--- start Records for this exercise ---

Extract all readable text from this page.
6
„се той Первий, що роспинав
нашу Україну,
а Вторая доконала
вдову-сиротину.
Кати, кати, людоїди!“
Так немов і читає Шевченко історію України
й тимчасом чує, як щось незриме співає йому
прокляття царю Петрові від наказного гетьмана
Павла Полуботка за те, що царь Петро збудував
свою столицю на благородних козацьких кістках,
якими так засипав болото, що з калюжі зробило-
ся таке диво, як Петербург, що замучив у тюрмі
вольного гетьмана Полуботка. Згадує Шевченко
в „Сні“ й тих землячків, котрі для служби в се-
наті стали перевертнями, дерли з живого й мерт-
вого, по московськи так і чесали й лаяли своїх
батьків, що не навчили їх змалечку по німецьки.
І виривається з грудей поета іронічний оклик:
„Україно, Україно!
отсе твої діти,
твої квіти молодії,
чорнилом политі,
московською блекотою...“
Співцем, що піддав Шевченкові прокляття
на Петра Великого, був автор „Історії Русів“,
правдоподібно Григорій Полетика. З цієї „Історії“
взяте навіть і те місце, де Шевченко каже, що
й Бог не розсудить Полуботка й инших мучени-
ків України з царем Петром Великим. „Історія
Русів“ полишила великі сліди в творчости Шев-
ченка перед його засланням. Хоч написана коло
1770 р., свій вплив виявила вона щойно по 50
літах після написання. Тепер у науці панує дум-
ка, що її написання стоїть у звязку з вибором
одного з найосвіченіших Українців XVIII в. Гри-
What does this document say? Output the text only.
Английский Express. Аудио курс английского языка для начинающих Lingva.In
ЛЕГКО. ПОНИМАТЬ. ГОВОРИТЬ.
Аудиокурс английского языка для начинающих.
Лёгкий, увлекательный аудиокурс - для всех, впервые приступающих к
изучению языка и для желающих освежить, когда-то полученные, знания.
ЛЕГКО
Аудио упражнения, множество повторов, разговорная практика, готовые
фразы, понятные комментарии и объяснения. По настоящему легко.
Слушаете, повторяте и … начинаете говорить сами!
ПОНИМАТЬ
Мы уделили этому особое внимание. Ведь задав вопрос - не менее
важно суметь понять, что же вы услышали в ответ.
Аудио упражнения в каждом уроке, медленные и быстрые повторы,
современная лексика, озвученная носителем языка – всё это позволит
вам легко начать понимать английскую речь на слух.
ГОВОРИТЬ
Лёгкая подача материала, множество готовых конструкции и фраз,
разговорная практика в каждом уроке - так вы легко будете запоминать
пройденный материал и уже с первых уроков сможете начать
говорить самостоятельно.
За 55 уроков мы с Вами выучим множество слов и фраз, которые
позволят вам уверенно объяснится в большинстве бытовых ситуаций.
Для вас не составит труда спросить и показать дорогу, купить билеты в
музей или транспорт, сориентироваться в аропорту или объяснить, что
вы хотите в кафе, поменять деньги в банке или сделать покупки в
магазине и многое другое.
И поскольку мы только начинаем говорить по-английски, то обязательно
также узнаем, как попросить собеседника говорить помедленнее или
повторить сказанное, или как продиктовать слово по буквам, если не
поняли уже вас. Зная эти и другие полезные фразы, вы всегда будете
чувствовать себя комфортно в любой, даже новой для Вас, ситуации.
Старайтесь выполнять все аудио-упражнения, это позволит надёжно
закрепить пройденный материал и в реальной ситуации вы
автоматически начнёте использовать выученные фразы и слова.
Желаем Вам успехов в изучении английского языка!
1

--- end Records for this exercise ---

## What you have to do
Find every line that holds "Полуботка" and copy it.

## Complete response
Павла Полуботка за те, що царь Петро збудував
вольного гетьмана Полуботка. Згадує Шевченко
й Бог не розсудить Полуботка й инших мучени-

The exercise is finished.